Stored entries
____________

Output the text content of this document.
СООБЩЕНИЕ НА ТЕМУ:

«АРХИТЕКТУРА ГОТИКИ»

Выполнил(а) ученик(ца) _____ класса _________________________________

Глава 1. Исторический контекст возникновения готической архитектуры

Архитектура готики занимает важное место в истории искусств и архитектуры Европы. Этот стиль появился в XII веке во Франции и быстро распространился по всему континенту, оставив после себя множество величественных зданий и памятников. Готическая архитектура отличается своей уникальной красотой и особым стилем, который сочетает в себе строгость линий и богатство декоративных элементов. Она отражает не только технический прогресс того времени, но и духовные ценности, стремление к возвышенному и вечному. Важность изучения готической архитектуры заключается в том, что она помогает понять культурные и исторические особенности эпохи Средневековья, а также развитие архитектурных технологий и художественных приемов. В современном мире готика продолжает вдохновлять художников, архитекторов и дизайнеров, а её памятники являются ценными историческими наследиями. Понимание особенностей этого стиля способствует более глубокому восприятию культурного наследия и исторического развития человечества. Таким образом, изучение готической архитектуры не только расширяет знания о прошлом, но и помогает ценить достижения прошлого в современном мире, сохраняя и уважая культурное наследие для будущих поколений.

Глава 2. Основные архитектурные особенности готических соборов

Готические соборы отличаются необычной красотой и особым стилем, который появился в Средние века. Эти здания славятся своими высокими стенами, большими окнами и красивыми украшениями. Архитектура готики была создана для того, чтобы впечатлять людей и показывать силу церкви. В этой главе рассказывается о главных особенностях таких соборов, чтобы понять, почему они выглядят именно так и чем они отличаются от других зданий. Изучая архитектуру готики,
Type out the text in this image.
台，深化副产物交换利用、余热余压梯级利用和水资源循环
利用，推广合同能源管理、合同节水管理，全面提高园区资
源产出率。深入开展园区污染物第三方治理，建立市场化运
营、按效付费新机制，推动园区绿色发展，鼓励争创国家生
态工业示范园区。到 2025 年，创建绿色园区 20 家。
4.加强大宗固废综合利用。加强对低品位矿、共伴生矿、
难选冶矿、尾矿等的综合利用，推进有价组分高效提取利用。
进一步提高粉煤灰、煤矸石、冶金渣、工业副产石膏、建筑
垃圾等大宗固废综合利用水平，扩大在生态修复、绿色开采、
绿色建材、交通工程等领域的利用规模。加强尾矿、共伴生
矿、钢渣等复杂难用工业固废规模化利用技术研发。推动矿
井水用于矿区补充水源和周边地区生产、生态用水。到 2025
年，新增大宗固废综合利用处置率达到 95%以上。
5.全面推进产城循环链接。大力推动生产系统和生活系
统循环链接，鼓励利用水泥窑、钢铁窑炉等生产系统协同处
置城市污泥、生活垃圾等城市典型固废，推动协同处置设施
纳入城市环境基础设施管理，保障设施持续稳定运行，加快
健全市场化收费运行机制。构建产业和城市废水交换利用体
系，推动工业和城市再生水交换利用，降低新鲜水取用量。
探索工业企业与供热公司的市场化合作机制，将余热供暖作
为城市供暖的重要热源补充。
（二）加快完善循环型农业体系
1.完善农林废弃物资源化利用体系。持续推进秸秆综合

____________

- [What you are asked to do]
Select and copy every line of the material that holds the string "Глава".

- [Answer below]
Глава 1. Исторический контекст возникновения готической архитектуры
Глава 2. Основные архитектурные особенности готических соборов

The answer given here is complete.